▶ **Records from a collection**:
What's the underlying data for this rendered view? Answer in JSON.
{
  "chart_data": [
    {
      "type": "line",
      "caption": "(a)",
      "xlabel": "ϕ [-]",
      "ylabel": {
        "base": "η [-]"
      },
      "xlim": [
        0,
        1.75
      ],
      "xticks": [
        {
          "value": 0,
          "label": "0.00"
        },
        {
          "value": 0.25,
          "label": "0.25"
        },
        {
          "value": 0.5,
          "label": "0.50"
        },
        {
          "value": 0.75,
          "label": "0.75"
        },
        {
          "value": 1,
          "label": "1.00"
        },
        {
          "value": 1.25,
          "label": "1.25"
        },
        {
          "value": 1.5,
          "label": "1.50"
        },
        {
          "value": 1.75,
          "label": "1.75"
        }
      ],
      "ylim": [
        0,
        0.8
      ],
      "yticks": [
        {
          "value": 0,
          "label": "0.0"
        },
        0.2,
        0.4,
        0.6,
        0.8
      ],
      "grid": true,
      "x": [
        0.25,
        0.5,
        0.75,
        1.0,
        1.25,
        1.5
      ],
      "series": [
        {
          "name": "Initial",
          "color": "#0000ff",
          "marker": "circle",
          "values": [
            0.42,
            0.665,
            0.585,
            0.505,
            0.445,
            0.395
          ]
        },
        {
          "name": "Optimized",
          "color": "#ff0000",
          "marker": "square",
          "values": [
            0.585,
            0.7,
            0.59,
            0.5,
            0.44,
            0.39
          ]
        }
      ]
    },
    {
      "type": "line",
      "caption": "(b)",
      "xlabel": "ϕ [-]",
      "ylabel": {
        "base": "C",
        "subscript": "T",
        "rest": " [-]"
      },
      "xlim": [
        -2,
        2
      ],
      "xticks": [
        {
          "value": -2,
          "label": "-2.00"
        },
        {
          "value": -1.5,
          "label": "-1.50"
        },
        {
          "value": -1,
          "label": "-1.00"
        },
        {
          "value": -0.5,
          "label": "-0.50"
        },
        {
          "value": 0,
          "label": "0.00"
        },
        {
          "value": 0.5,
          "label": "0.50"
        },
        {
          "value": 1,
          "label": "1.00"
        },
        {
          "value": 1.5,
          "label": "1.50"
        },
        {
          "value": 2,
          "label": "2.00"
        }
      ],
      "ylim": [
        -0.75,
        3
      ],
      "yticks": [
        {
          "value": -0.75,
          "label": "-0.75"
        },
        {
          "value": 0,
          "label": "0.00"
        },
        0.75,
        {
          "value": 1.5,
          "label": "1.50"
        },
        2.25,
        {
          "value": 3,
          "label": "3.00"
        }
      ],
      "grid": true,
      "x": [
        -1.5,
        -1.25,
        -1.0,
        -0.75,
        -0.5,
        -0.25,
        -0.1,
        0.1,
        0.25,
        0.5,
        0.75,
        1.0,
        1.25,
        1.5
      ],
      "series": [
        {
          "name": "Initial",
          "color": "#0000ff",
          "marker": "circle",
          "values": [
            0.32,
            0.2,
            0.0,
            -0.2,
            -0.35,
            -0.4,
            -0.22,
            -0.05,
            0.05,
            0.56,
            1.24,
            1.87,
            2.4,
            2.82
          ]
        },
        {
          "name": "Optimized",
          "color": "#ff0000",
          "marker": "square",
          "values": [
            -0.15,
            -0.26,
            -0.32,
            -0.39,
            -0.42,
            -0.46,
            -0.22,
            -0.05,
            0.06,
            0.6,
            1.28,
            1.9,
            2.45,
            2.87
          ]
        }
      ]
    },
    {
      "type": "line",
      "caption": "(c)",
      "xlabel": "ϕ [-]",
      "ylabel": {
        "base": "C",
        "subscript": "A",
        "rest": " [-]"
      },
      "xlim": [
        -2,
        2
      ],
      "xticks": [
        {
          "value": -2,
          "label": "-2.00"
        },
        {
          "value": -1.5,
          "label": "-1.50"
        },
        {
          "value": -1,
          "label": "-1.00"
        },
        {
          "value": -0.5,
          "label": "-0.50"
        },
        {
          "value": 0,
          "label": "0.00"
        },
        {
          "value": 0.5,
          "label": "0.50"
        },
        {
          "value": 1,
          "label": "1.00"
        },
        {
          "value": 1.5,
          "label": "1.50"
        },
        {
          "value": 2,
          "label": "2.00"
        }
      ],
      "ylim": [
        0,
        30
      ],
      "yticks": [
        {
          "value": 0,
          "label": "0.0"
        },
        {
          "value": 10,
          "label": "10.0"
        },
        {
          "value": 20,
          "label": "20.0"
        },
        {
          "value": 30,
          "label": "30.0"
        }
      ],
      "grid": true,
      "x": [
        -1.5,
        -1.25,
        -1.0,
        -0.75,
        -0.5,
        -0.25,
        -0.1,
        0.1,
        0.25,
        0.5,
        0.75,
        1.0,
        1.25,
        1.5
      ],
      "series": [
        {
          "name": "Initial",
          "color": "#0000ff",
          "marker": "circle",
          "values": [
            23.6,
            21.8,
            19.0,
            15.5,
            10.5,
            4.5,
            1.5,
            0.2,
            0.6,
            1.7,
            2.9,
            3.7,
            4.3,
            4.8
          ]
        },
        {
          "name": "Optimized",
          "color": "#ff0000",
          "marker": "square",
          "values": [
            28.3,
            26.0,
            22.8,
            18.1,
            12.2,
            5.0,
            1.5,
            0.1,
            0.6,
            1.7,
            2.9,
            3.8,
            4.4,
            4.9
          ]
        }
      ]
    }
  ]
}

▶ **CHALLENGE**:
Go through the records above and retype each one exactly.

▶ **RESULT FOR THIS TASK**:
What's the underlying data for this rendered view? Answer in JSON.
{
  "chart_data": [
    {
      "type": "line",
      "caption": "(a)",
      "xlabel": "ϕ [-]",
      "ylabel": {
        "base": "η [-]"
      },
      "xlim": [
        0,
        1.75
      ],
      "xticks": [
        {
          "value": 0,
          "label": "0.00"
        },
        {
          "value": 0.25,
          "label": "0.25"
        },
        {
          "value": 0.5,
          "label": "0.50"
        },
        {
          "value": 0.75,
          "label": "0.75"
        },
        {
          "value": 1,
          "label": "1.00"
        },
        {
          "value": 1.25,
          "label": "1.25"
        },
        {
          "value": 1.5,
          "label": "1.50"
        },
        {
          "value": 1.75,
          "label": "1.75"
        }
      ],
      "ylim": [
        0,
        0.8
      ],
      "yticks": [
        {
          "value": 0,
          "label": "0.0"
        },
        0.2,
        0.4,
        0.6,
        0.8
      ],
      "grid": true,
      "x": [
        0.25,
        0.5,
        0.75,
        1.0,
        1.25,
        1.5
      ],
      "series": [
        {
          "name": "Initial",
          "color": "#0000ff",
          "marker": "circle",
          "values": [
            0.42,
            0.665,
            0.585,
            0.505,
            0.445,
            0.395
          ]
        },
        {
          "name": "Optimized",
          "color": "#ff0000",
          "marker": "square",
          "values": [
            0.585,
            0.7,
            0.59,
            0.5,
            0.44,
            0.39
          ]
        }
      ]
    },
    {
      "type": "line",
      "caption": "(b)",
      "xlabel": "ϕ [-]",
      "ylabel": {
        "base": "C",
        "subscript": "T",
        "rest": " [-]"
      },
      "xlim": [
        -2,
        2
      ],
      "xticks": [
        {
          "value": -2,
          "label": "-2.00"
        },
        {
          "value": -1.5,
          "label": "-1.50"
        },
        {
          "value": -1,
          "label": "-1.00"
        },
        {
          "value": -0.5,
          "label": "-0.50"
        },
        {
          "value": 0,
          "label": "0.00"
        },
        {
          "value": 0.5,
          "label": "0.50"
        },
        {
          "value": 1,
          "label": "1.00"
        },
        {
          "value": 1.5,
          "label": "1.50"
        },
        {
          "value": 2,
          "label": "2.00"
        }
      ],
      "ylim": [
        -0.75,
        3
      ],
      "yticks": [
        {
          "value": -0.75,
          "label": "-0.75"
        },
        {
          "value": 0,
          "label": "0.00"
        },
        0.75,
        {
          "value": 1.5,
          "label": "1.50"
        },
        2.25,
        {
          "value": 3,
          "label": "3.00"
        }
      ],
      "grid": true,
      "x": [
        -1.5,
        -1.25,
        -1.0,
        -0.75,
        -0.5,
        -0.25,
        -0.1,
        0.1,
        0.25,
        0.5,
        0.75,
        1.0,
        1.25,
        1.5
      ],
      "series": [
        {
          "name": "Initial",
          "color": "#0000ff",
          "marker": "circle",
          "values": [
            0.32,
            0.2,
            0.0,
            -0.2,
            -0.35,
            -0.4,
            -0.22,
            -0.05,
            0.05,
            0.56,
            1.24,
            1.87,
            2.4,
            2.82
          ]
        },
        {
          "name": "Optimized",
          "color": "#ff0000",
          "marker": "square",
          "values": [
            -0.15,
            -0.26,
            -0.32,
            -0.39,
            -0.42,
            -0.46,
            -0.22,
            -0.05,
            0.06,
            0.6,
            1.28,
            1.9,
            2.45,
            2.87
          ]
        }
      ]
    },
    {
      "type": "line",
      "caption": "(c)",
      "xlabel": "ϕ [-]",
      "ylabel": {
        "base": "C",
        "subscript": "A",
        "rest": " [-]"
      },
      "xlim": [
        -2,
        2
      ],
      "xticks": [
        {
          "value": -2,
          "label": "-2.00"
        },
        {
          "value": -1.5,
          "label": "-1.50"
        },
        {
          "value": -1,
          "label": "-1.00"
        },
        {
          "value": -0.5,
          "label": "-0.50"
        },
        {
          "value": 0,
          "label": "0.00"
        },
        {
          "value": 0.5,
          "label": "0.50"
        },
        {
          "value": 1,
          "label": "1.00"
        },
        {
          "value": 1.5,
          "label": "1.50"
        },
        {
          "value": 2,
          "label": "2.00"
        }
      ],
      "ylim": [
        0,
        30
      ],
      "yticks": [
        {
          "value": 0,
          "label": "0.0"
        },
        {
          "value": 10,
          "label": "10.0"
        },
        {
          "value": 20,
          "label": "20.0"
        },
        {
          "value": 30,
          "label": "30.0"
        }
      ],
      "grid": true,
      "x": [
        -1.5,
        -1.25,
        -1.0,
        -0.75,
        -0.5,
        -0.25,
        -0.1,
        0.1,
        0.25,
        0.5,
        0.75,
        1.0,
        1.25,
        1.5
      ],
      "series": [
        {
          "name": "Initial",
          "color": "#0000ff",
          "marker": "circle",
          "values": [
            23.6,
            21.8,
            19.0,
            15.5,
            10.5,
            4.5,
            1.5,
            0.2,
            0.6,
            1.7,
            2.9,
            3.7,
            4.3,
            4.8
          ]
        },
        {
          "name": "Optimized",
          "color": "#ff0000",
          "marker": "square",
          "values": [
            28.3,
            26.0,
            22.8,
            18.1,
            12.2,
            5.0,
            1.5,
            0.1,
            0.6,
            1.7,
            2.9,
            3.8,
            4.4,
            4.9
          ]
        }
      ]
    }
  ]
}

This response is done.